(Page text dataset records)
* * * *
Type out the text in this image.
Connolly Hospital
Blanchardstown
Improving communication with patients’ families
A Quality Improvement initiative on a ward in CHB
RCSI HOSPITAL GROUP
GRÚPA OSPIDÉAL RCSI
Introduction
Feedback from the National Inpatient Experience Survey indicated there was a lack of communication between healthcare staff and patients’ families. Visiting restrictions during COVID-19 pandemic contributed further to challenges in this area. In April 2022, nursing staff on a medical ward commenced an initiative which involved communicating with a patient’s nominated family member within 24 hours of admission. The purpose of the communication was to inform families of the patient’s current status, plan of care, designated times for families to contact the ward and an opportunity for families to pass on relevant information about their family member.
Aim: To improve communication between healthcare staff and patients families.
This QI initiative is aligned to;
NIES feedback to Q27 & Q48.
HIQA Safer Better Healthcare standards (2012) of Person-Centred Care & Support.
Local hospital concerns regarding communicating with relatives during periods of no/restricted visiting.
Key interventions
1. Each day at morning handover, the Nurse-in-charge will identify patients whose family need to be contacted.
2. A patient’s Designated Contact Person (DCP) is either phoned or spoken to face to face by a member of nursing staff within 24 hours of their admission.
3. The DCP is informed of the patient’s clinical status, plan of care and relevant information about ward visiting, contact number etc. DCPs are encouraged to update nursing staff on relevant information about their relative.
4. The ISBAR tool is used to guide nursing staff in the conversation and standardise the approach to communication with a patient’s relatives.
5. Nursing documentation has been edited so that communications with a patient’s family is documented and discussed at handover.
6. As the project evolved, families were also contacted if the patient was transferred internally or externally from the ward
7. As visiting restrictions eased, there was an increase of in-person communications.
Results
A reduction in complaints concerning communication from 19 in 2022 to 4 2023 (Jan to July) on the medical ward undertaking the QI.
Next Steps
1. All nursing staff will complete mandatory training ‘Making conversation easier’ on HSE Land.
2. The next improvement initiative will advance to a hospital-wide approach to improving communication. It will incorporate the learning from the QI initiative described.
* * * *
» TASK TO COMPLETE: How many lines of these entries contain the string "contacted"? Reply with the number alone.

» OUTPUT OF THE EXERCISE: 2